▶ Source document
▽

In short, the 2003 Medicare act slapped price controls on drugs; and as always, price controls lead to shortages. Pharmaceutical companies simply stopped producing drugs on which they could not profit. Sterile injectable drugs — “the majority of drugs on shortage in emergency rooms,” according to the Post — are expensive to produce and store and thus are among the scarcest under the price-control regime.
Moreover, as then-Representative (now Senator) Bill Cassidy (R-La.) and Patrick Cobb, both medical doctors, wrote in a 2012 Wall Street Journal op-ed: “Due to the highly complex and expensive infrastructure required to manufacture and store sterile injectables, there is no incentive for new manufacturers to enter the market in response to a sudden shortage. Thus a single manufacturing glitch can result in an almost immediate shortage with no backup.”
Other federal price controls also contribute to the shortages. One program forces drug makers to give deep discounts to facilities treating a high number of indigent or Medicaid patients. “Furthermore,” penned Herrick, “manufacturers that increase brand-name drug prices faster than the Consumer Price Index are required to rebate the excess amount. This means they have little incentive to purchase new equipment to maintain or improve their manufacturing processes. As a result, some drugs become less and less profitable over time.”

△

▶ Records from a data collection
▽

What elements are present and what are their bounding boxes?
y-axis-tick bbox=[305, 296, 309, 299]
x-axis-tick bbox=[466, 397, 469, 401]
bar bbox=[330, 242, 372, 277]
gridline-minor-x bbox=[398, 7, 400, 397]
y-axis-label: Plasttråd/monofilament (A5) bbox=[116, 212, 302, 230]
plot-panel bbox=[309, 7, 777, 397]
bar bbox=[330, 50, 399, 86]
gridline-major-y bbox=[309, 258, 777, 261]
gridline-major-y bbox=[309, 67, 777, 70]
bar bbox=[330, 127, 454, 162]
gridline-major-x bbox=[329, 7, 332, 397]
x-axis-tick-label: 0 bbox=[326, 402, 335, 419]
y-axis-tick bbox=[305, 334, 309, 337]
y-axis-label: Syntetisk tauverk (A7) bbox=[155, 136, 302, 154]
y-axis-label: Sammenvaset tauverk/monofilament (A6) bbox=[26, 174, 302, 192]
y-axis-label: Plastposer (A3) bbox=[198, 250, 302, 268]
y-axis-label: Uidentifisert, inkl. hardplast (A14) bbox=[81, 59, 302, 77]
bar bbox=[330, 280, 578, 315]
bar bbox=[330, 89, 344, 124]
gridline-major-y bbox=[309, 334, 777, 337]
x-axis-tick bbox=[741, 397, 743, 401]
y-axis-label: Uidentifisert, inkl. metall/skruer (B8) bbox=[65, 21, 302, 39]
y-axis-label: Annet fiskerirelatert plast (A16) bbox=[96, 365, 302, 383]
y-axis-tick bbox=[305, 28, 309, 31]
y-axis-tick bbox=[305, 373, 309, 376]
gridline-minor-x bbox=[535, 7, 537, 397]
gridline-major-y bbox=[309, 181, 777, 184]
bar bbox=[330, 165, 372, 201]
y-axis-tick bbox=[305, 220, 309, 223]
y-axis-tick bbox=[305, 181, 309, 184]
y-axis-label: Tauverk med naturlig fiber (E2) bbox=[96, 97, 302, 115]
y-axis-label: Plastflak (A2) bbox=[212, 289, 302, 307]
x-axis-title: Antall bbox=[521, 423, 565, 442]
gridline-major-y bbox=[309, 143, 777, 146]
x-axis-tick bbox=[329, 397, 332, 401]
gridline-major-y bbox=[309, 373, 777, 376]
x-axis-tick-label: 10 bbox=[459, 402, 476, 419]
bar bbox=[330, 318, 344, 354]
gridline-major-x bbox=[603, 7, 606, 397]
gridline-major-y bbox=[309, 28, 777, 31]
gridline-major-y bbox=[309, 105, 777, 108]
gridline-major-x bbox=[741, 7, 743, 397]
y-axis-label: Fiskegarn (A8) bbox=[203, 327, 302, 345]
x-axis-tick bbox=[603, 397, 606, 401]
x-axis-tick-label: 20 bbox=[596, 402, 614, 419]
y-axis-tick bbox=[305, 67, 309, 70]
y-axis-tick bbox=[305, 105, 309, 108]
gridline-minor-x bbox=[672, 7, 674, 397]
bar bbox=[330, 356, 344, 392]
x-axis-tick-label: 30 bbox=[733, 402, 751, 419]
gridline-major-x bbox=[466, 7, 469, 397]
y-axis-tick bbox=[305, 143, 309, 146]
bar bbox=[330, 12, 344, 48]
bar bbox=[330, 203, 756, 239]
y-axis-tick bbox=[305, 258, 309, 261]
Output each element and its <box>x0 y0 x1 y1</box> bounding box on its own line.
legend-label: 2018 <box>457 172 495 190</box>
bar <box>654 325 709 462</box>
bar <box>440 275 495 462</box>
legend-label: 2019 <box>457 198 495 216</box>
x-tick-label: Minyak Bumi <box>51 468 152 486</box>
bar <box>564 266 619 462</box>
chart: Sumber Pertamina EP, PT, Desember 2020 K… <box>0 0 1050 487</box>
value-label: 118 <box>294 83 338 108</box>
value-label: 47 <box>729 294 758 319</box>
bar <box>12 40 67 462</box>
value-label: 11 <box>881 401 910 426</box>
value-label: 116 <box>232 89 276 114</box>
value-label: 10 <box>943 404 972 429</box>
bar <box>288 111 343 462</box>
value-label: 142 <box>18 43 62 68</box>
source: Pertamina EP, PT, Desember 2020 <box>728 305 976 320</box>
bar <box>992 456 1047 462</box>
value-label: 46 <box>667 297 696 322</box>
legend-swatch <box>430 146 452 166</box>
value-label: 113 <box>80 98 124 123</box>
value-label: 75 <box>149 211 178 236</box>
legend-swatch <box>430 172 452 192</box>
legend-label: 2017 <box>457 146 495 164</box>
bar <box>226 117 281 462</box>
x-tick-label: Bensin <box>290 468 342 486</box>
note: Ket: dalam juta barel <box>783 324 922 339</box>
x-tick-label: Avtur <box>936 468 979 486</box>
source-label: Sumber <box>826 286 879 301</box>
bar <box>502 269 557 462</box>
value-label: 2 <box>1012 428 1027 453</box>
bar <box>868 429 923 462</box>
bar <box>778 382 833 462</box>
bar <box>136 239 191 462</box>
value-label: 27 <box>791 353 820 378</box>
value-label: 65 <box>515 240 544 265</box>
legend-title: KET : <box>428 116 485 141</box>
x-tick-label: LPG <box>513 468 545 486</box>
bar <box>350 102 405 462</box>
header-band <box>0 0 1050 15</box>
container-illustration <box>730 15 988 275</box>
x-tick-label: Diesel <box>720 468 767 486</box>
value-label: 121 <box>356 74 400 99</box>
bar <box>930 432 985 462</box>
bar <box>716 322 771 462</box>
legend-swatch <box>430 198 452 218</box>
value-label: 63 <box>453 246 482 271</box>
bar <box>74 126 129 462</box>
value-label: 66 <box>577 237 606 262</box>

△

▶ Instructions
1. Copy the text on drug shortages between "In short, the" and "the price-control regime.", inclusive, replacing "Pharmaceutical companies" with "Drug manufacturers".
2. According to the text on drug shortages, what must manufacturers do if they raise brand-name drug prices faster than the Consumer Price Index?

▶ Task-by-task results
1.
In short, the 2003 Medicare act slapped price controls on drugs; and as always, price controls lead to shortages. Drug manufacturers simply stopped producing drugs on which they could not profit. Sterile injectable drugs — “the majority of drugs on shortage in emergency rooms,” according to the Post — are expensive to produce and store and thus are among the scarcest under the price-control regime.

2. They must rebate the excess amount.